Written exercise → Quote the listing in full, exactly as given, minus any pictures.

Data for processing →
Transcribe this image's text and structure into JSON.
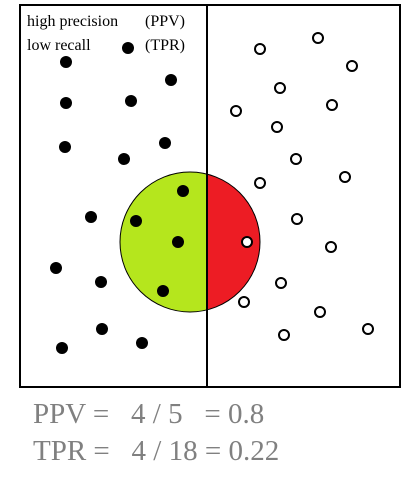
{
  "labels": {
    "line1_left": "high precision",
    "line1_right": "(PPV)",
    "line2_left": "low  recall",
    "line2_right": "(TPR)"
  },
  "metrics": {
    "ppv": "PPV =   4 / 5   = 0.8",
    "tpr": "TPR =   4 / 18 = 0.22"
  },
  "colors": {
    "true_positive_region": "#b5e61d",
    "false_positive_region": "#ed1c24",
    "relevant_dot": "#000000",
    "irrelevant_dot": "#ffffff",
    "frame": "#000000",
    "metric_text": "#808080"
  },
  "counts": {
    "relevant_total": 18,
    "selected_total": 5,
    "true_positives": 4,
    "false_positives": 1
  }
}
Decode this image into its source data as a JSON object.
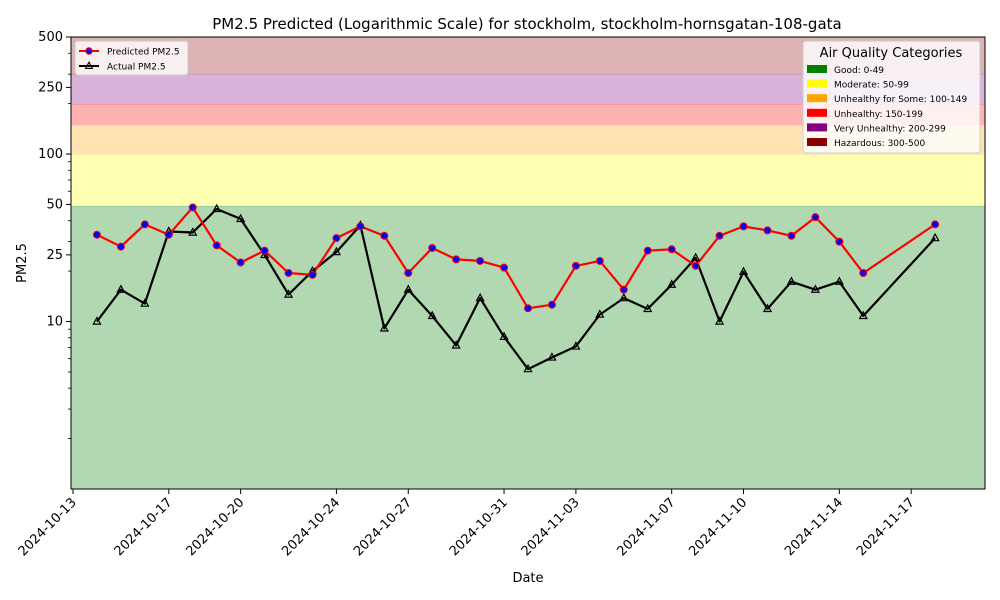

Solved exercise →
Transcribe this image's text and structure into JSON.
{
  "labels": {
    "line1_left": "high precision",
    "line1_right": "(PPV)",
    "line2_left": "low  recall",
    "line2_right": "(TPR)"
  },
  "metrics": {
    "ppv": "PPV =   4 / 5   = 0.8",
    "tpr": "TPR =   4 / 18 = 0.22"
  },
  "colors": {
    "true_positive_region": "#b5e61d",
    "false_positive_region": "#ed1c24",
    "relevant_dot": "#000000",
    "irrelevant_dot": "#ffffff",
    "frame": "#000000",
    "metric_text": "#808080"
  },
  "counts": {
    "relevant_total": 18,
    "selected_total": 5,
    "true_positives": 4,
    "false_positives": 1
  }
}
Decode this image into its source data as a JSON object.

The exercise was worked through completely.